_Exercise goal_
Say how many lines contain the string "being". Give no other output.

___ Task material

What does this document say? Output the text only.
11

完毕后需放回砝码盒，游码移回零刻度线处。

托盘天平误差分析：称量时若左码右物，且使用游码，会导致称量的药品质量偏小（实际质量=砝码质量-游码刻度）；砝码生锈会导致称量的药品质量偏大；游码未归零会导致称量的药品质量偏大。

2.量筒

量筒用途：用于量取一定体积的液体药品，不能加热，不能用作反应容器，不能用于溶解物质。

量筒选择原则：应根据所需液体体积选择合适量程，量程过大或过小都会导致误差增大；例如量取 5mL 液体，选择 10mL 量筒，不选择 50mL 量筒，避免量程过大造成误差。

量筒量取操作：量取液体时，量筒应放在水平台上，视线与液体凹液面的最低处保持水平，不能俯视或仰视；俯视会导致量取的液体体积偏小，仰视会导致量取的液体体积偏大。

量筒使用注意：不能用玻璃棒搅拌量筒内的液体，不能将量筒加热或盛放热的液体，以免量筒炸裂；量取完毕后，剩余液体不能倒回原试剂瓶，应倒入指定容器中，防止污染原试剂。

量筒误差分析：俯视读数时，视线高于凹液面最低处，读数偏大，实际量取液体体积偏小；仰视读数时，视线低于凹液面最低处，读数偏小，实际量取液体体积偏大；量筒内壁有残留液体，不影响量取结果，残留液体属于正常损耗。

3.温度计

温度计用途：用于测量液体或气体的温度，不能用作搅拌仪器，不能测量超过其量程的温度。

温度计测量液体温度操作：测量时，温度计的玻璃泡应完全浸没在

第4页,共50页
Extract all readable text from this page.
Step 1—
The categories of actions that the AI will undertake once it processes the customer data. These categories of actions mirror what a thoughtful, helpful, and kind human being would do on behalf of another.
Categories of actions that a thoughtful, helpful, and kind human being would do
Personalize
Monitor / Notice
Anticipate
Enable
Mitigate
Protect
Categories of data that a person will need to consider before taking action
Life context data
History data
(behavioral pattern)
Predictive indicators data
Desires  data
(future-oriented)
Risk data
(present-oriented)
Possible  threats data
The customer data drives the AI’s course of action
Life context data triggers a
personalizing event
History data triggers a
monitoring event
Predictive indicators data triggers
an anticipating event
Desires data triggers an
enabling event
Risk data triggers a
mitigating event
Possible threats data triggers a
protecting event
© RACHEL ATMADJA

______

_Final answer_
2